TASK STATEMENT
Pick out all lines in the listing holding the string "slovesa" and copy them.

RECORD SET

>>>

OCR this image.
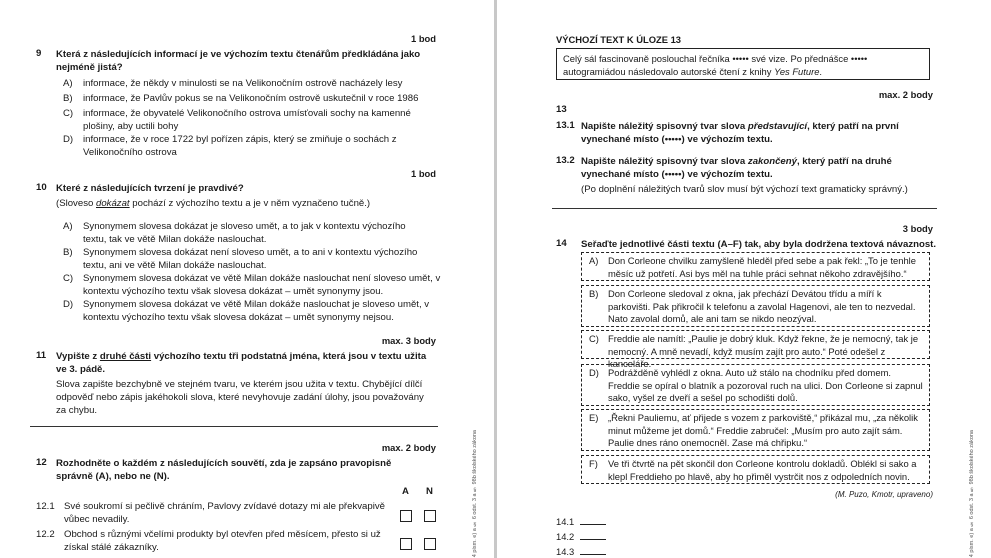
1 bod
9 Která z následujících informací je ve výchozím textu čtenářům předkládána jako nejméně jistá?
A) informace, že někdy v minulosti se na Velikonočním ostrově nacházely lesy
B) informace, že Pavlův pokus se na Velikonočním ostrově uskutečnil v roce 1986
C) informace, že obyvatelé Velikonočního ostrova umísťovali sochy na kamenné plošiny, aby uctili bohy
D) informace, že v roce 1722 byl pořízen zápis, který se zmiňuje o sochách z Velikonočního ostrova
1 bod
10 Které z následujících tvrzení je pravdivé?
(Sloveso dokázat pochází z výchozího textu a je v něm vyznačeno tučně.)
A) Synonymem slovesa dokázat je sloveso umět, a to jak v kontextu výchozího textu, tak ve větě Milan dokáže naslouchat.
B) Synonymem slovesa dokázat není sloveso umět, a to ani v kontextu výchozího textu, ani ve větě Milan dokáže naslouchat.
C) Synonymem slovesa dokázat ve větě Milan dokáže naslouchat není sloveso umět, v kontextu výchozího textu však slovesa dokázat – umět synonymy jsou.
D) Synonymem slovesa dokázat ve větě Milan dokáže naslouchat je sloveso umět, v kontextu výchozího textu však slovesa dokázat – umět synonymy nejsou.
max. 3 body
11 Vypište z druhé části výchozího textu tři podstatná jména, která jsou v textu užita ve 3. pádě.
Slova zapište bezchybně ve stejném tvaru, ve kterém jsou užita v textu. Chybějící dílčí odpověď nebo zápis jakéhokoli slova, které nevyhovuje zadání úlohy, jsou považovány za chybu.
max. 2 body
12 Rozhodněte o každém z následujících souvětí, zda je zapsáno pravopisně správně (A), nebo ne (N).
A N
12.1 Své soukromí si pečlivě chráním, Pavlovy zvídavé dotazy mi ale překvapivě vůbec nevadily.
12.2 Obchod s různými včelími produkty byl otevřen před měsícem, přesto si už získal stálé zákazníky.	4 písm. e) a § 6 odst. 3 a § 98b školského zákona
VÝCHOZÍ TEXT K ÚLOZE 13
Celý sál fascinovaně poslouchal řečníka ••••• své vize. Po přednášce ••••• autogramiádou následovalo autorské čtení z knihy Yes Future.
max. 2 body
13
13.1 Napište náležitý spisovný tvar slova představující, který patří na první vynechané místo (•••••) ve výchozím textu.
13.2 Napište náležitý spisovný tvar slova zakončený, který patří na druhé vynechané místo (•••••) ve výchozím textu.
(Po doplnění náležitých tvarů slov musí být výchozí text gramaticky správný.)
3 body
14 Seřaďte jednotlivé části textu (A–F) tak, aby byla dodržena textová návaznost.
A) Don Corleone chvilku zamyšleně hleděl před sebe a pak řekl: „To je tenhle měsíc už potřetí. Asi bys měl na tuhle práci sehnat někoho zdravějšího.“
B) Don Corleone sledoval z okna, jak přechází Devátou třídu a míří k parkovišti. Pak přikročil k telefonu a zavolal Hagenovi, ale ten to nezvedal. Nato zavolal domů, ale ani tam se nikdo neozýval.
C) Freddie ale namítl: „Paulie je dobrý kluk. Když řekne, že je nemocný, tak je nemocný. A mně nevadí, když musím zajít pro auto.“ Poté odešel z kanceláře.
D) Podrážděně vyhlédl z okna. Auto už stálo na chodníku před domem. Freddie se opíral o blatník a pozoroval ruch na ulici. Don Corleone si zapnul sako, vyšel ze dveří a sešel po schodišti dolů.
E) „Řekni Pauliemu, ať přijede s vozem z parkoviště,“ přikázal mu, „za několik minut můžeme jet domů.“ Freddie zabručel: „Musím pro auto zajít sám. Paulie dnes ráno onemocněl. Zase má chřipku.“
F) Ve tři čtvrtě na pět skončil don Corleone kontrolu dokladů. Oblékl si sako a klepl Freddieho po hlavě, aby ho přiměl vystrčit nos z odpoledních novin.
(M. Puzo, Kmotr, upraveno)
14.1
14.2
14.3	4 písm. e) a § 6 odst. 3 a § 98b školského zákona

<<<

RESPONSE TO THIS TASK
A) Synonymem slovesa dokázat je sloveso umět, a to jak v kontextu výchozího textu, tak ve větě Milan dokáže naslouchat.
B) Synonymem slovesa dokázat není sloveso umět, a to ani v kontextu výchozího textu, ani ve větě Milan dokáže naslouchat.
C) Synonymem slovesa dokázat ve větě Milan dokáže naslouchat není sloveso umět, v kontextu výchozího textu však slovesa dokázat – umět synonymy jsou.
D) Synonymem slovesa dokázat ve větě Milan dokáže naslouchat je sloveso umět, v kontextu výchozího textu však slovesa dokázat – umět synonymy nejsou.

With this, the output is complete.